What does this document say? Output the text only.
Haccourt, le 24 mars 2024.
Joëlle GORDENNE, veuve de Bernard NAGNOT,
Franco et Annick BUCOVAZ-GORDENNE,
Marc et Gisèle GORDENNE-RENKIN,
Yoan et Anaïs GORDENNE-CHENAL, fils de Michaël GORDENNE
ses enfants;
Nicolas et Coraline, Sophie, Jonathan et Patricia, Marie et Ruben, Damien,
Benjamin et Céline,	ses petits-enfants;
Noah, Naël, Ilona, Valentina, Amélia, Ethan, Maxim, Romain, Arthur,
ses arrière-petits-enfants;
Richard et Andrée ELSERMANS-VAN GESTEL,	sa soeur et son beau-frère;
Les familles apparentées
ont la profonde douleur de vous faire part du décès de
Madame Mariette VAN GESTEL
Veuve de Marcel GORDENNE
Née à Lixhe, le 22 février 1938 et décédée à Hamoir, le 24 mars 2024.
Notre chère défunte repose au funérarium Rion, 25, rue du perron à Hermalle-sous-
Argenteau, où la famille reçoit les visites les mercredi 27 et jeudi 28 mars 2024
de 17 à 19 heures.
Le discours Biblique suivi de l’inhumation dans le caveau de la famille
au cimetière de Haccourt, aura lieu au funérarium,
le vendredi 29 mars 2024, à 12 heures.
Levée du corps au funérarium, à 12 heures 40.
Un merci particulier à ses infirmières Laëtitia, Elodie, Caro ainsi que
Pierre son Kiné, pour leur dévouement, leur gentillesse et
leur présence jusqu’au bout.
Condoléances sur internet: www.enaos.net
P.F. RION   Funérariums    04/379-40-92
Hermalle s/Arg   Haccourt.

Given problem:
Your task is to transcribe the listing above in full, exactly as given.

Task output:
What does this document say? Output the text only.
Haccourt, le 24 mars 2024.
Joëlle GORDENNE, veuve de Bernard NAGNOT,
Franco et Annick BUCOVAZ-GORDENNE,
Marc et Gisèle GORDENNE-RENKIN,
Yoan et Anaïs GORDENNE-CHENAL, fils de Michaël GORDENNE
ses enfants;
Nicolas et Coraline, Sophie, Jonathan et Patricia, Marie et Ruben, Damien,
Benjamin et Céline,	ses petits-enfants;
Noah, Naël, Ilona, Valentina, Amélia, Ethan, Maxim, Romain, Arthur,
ses arrière-petits-enfants;
Richard et Andrée ELSERMANS-VAN GESTEL,	sa soeur et son beau-frère;
Les familles apparentées
ont la profonde douleur de vous faire part du décès de
Madame Mariette VAN GESTEL
Veuve de Marcel GORDENNE
Née à Lixhe, le 22 février 1938 et décédée à Hamoir, le 24 mars 2024.
Notre chère défunte repose au funérarium Rion, 25, rue du perron à Hermalle-sous-
Argenteau, où la famille reçoit les visites les mercredi 27 et jeudi 28 mars 2024
de 17 à 19 heures.
Le discours Biblique suivi de l’inhumation dans le caveau de la famille
au cimetière de Haccourt, aura lieu au funérarium,
le vendredi 29 mars 2024, à 12 heures.
Levée du corps au funérarium, à 12 heures 40.
Un merci particulier à ses infirmières Laëtitia, Elodie, Caro ainsi que
Pierre son Kiné, pour leur dévouement, leur gentillesse et
leur présence jusqu’au bout.
Condoléances sur internet: www.enaos.net
P.F. RION   Funérariums    04/379-40-92
Hermalle s/Arg   Haccourt.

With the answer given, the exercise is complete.